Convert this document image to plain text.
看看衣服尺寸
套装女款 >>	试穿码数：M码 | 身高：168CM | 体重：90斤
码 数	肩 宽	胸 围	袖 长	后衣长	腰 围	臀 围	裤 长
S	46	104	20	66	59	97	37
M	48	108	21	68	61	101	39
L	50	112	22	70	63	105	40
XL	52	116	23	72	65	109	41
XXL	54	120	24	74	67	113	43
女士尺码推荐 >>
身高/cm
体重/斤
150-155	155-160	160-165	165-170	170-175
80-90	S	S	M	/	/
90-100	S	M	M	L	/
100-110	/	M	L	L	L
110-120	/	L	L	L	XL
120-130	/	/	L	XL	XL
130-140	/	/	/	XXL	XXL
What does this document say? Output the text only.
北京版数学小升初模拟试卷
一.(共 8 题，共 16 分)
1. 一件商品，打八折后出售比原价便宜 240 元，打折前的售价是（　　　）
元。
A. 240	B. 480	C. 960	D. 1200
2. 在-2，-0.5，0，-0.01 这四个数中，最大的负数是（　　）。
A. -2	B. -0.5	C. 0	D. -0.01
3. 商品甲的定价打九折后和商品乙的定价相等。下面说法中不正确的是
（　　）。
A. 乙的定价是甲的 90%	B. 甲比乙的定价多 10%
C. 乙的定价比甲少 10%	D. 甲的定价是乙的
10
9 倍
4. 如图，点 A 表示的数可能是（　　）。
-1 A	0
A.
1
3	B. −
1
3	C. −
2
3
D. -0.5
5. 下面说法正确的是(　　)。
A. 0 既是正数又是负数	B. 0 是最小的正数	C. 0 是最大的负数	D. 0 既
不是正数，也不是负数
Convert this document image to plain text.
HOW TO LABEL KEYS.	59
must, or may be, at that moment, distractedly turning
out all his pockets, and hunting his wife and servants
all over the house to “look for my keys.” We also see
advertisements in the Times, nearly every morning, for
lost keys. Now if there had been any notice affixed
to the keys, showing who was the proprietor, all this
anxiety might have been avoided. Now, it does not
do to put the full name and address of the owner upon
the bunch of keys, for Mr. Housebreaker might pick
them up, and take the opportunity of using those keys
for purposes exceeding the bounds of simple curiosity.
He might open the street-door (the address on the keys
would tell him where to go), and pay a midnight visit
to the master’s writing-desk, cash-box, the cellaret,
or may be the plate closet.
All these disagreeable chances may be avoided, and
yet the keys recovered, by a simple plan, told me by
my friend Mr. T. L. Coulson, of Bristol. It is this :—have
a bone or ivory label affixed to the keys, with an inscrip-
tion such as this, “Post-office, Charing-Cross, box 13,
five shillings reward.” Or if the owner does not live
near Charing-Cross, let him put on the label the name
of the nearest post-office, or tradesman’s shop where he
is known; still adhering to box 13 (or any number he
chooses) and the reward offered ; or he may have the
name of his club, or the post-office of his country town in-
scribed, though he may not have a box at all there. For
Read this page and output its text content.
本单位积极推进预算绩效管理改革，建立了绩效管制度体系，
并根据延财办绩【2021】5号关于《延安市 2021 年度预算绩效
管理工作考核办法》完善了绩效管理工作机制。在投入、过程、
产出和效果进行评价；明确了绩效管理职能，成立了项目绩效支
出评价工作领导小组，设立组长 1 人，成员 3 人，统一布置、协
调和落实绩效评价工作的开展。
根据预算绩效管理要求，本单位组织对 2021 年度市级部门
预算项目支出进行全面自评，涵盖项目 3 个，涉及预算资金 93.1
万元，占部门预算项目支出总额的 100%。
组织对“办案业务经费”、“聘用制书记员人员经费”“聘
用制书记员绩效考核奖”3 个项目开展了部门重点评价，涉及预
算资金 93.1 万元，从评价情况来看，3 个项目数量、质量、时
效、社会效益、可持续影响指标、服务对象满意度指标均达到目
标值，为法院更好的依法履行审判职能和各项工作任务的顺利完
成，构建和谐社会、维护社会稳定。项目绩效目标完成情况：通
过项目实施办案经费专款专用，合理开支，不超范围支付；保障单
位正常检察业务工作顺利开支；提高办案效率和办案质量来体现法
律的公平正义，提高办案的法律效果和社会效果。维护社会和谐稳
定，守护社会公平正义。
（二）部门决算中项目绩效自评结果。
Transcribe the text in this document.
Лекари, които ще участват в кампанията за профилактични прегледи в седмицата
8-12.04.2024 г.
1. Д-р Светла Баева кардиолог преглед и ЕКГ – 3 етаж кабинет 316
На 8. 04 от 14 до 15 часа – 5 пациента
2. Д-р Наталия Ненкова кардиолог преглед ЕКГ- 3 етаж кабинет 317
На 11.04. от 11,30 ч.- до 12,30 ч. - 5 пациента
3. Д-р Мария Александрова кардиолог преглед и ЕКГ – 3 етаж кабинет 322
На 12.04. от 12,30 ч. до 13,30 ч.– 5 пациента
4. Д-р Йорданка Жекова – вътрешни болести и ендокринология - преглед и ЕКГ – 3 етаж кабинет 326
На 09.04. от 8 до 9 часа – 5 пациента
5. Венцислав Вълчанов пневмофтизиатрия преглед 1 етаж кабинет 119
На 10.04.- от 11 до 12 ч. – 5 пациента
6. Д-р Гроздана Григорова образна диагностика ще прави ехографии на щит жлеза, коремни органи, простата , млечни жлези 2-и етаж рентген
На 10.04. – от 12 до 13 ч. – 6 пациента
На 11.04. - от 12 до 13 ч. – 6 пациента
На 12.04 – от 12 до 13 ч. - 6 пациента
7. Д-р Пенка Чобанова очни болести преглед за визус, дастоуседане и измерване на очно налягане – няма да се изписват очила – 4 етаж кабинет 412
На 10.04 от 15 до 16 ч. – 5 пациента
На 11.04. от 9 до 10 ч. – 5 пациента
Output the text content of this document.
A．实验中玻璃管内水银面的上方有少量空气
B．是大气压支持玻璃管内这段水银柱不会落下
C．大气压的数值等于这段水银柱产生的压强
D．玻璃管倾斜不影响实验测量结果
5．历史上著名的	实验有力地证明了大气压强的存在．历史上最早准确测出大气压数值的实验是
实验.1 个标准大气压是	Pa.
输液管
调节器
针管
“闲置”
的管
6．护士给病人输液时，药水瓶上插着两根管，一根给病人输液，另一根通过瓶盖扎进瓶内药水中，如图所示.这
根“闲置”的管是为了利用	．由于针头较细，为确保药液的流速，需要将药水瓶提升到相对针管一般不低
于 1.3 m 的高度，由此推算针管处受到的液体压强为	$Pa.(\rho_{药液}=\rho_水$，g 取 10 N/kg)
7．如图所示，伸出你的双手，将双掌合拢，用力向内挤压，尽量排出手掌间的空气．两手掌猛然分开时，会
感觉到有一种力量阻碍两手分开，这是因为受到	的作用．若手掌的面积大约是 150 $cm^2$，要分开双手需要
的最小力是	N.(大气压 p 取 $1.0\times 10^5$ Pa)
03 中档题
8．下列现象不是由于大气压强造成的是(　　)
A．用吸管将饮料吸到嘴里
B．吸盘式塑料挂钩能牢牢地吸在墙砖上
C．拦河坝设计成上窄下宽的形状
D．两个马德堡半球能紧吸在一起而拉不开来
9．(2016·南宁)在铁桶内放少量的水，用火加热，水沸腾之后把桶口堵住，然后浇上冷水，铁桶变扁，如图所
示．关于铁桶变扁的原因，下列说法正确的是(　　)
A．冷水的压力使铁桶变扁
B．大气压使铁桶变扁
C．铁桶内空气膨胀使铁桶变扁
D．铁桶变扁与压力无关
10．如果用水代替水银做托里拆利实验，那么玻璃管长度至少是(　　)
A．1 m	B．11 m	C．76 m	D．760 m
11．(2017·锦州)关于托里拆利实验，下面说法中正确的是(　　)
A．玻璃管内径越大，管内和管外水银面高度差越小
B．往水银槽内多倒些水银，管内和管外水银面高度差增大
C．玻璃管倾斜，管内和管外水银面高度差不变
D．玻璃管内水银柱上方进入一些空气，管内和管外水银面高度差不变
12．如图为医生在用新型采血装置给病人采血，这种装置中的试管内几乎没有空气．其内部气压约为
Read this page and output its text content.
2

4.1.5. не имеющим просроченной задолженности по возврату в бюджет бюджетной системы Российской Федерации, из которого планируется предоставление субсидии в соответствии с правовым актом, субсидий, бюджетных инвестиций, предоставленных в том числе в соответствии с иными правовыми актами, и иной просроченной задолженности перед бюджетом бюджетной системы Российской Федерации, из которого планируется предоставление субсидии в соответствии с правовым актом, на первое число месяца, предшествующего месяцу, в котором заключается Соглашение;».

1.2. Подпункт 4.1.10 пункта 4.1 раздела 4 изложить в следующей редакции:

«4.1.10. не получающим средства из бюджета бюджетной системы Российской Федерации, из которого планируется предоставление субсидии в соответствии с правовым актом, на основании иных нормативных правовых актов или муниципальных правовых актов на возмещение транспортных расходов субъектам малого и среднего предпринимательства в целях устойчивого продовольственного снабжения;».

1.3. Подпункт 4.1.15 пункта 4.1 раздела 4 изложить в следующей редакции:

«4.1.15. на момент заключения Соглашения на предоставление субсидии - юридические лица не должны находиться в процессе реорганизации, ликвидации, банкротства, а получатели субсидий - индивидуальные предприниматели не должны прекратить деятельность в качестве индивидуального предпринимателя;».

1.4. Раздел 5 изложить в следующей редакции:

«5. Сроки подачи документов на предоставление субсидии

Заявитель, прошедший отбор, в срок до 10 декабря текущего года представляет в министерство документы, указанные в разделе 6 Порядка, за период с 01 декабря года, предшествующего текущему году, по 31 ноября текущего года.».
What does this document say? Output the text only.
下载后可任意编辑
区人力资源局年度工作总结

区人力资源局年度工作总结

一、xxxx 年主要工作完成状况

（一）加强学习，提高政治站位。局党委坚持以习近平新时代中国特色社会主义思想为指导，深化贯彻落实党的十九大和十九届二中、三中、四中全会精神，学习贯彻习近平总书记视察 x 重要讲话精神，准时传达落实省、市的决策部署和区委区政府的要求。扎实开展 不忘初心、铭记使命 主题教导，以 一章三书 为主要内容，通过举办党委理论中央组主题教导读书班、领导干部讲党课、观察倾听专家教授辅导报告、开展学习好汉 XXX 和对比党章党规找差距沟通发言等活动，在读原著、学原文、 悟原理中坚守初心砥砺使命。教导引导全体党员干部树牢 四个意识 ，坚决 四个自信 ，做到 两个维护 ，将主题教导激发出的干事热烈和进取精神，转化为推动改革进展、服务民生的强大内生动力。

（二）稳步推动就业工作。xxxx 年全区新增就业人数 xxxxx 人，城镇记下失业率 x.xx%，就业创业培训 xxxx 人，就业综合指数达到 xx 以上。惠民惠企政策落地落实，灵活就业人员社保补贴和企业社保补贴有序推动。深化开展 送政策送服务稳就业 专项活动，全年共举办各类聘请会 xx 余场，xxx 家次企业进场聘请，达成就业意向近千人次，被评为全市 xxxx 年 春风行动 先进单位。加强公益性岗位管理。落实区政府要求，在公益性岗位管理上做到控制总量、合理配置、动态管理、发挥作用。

**WHAT THIS TASK INVOLVES**
List every line from the entries above in which "болести" appears.

**SOLUTION TO THE EXERCISE**
4. Д-р Йорданка Жекова – вътрешни болести и ендокринология - преглед и ЕКГ – 3 етаж кабинет 326
7. Д-р Пенка Чобанова очни болести преглед за визус, дастоуседане и измерване на очно налягане – няма да се изписват очила – 4 етаж кабинет 412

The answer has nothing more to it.